_Challenge_.
Where a line contains the word "SILVER", copy that line in full.
┌─ Input for this task
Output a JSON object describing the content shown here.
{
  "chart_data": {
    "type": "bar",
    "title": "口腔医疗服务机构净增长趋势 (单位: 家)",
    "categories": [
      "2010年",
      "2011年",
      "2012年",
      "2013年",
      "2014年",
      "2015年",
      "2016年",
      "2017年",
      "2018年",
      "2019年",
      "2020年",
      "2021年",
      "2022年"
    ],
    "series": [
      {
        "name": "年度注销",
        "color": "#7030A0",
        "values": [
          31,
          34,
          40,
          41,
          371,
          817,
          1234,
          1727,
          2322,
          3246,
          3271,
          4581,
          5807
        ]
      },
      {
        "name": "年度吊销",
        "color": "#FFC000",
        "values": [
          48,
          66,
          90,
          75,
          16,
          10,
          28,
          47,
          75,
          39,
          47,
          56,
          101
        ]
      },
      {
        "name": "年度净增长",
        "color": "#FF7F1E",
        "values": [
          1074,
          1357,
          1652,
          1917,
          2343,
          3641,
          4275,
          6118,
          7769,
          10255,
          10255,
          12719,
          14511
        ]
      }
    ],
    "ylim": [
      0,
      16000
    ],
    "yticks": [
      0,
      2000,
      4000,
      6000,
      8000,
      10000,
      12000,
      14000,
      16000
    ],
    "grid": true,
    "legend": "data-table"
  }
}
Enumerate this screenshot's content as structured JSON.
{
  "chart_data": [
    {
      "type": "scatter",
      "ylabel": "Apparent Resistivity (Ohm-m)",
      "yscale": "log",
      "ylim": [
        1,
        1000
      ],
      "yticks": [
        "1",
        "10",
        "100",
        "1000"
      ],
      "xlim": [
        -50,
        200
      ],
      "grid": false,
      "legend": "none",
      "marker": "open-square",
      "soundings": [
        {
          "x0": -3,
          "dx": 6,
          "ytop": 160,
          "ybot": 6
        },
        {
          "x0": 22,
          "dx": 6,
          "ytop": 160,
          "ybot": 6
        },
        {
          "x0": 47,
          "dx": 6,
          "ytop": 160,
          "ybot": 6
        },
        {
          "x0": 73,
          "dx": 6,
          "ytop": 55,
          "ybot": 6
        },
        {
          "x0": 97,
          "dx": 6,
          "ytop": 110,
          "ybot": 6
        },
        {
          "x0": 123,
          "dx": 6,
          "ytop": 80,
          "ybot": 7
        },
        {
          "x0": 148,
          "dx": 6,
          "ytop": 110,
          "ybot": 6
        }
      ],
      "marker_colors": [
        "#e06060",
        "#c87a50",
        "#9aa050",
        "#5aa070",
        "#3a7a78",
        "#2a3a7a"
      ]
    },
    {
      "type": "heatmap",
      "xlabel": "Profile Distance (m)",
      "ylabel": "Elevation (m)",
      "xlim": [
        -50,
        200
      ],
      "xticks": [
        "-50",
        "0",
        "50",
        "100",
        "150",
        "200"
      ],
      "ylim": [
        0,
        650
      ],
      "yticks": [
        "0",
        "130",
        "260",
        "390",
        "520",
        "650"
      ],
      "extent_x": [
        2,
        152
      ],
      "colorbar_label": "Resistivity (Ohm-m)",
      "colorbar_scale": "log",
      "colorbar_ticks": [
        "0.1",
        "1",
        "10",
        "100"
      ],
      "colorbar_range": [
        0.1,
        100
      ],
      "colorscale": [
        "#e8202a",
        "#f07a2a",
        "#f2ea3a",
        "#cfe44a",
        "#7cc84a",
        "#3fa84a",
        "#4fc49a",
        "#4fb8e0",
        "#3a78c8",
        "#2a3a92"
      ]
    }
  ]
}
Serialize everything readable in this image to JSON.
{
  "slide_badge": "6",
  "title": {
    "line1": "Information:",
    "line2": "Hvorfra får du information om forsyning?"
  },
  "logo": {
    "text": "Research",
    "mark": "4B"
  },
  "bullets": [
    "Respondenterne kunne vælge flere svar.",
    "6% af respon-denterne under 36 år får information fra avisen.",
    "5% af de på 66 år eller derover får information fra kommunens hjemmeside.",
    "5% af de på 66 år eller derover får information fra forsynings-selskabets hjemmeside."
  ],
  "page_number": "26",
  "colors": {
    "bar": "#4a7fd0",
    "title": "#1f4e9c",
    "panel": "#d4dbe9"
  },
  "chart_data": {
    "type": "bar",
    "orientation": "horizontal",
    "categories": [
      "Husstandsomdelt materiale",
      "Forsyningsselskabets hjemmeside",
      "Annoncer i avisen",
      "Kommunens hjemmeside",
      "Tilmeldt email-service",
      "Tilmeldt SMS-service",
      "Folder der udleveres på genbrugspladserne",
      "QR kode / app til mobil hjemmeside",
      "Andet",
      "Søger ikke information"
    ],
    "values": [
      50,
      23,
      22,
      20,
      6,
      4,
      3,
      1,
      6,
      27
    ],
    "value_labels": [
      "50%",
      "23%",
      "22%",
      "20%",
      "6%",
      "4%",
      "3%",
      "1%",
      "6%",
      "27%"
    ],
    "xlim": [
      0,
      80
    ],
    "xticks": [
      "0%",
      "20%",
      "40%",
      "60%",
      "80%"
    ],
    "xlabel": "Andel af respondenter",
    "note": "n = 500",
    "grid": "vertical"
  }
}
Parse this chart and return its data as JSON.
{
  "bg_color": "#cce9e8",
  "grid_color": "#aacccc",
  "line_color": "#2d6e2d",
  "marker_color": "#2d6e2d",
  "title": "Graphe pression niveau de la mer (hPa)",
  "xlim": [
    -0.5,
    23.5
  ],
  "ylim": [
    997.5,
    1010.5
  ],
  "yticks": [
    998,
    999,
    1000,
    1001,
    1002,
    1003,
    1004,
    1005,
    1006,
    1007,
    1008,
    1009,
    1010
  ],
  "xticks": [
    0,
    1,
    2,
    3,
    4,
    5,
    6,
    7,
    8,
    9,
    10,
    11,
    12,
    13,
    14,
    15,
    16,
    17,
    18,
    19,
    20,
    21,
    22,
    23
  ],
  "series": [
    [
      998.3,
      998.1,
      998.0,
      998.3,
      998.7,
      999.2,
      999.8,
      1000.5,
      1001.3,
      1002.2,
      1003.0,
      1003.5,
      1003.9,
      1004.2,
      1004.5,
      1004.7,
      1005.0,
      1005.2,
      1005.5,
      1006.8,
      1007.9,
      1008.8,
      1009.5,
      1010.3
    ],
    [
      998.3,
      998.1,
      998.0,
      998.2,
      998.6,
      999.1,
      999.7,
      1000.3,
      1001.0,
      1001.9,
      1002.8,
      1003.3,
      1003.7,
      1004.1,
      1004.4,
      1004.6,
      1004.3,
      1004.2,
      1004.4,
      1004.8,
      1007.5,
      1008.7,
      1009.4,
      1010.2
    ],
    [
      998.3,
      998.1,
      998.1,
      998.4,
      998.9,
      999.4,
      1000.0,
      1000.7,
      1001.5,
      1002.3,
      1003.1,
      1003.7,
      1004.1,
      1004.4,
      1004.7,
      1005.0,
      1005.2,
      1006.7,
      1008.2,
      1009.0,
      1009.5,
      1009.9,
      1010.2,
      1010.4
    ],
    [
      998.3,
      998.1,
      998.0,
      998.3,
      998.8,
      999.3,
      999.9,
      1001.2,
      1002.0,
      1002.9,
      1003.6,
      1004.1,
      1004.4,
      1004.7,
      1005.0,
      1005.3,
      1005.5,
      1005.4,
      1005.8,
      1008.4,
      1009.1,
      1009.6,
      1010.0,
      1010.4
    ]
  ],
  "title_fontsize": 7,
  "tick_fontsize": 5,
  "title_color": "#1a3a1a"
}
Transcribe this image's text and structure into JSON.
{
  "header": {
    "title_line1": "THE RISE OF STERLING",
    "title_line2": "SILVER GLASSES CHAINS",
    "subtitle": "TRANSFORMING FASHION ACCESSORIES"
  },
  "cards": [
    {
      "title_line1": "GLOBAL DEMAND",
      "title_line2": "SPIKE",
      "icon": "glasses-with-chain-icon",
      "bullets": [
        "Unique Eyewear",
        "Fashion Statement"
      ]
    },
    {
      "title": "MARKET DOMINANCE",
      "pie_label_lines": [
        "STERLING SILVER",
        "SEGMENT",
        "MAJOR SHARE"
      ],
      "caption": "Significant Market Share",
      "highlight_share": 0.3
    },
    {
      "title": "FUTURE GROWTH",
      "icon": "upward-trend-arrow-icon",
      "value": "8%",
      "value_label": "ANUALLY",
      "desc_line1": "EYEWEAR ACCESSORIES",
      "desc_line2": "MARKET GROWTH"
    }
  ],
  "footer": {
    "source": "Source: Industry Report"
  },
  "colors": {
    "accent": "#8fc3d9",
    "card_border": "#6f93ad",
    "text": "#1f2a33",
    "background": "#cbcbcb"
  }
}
└─
_Full response_.
    "title_line2": "SILVER GLASSES CHAINS",
        "STERLING SILVER",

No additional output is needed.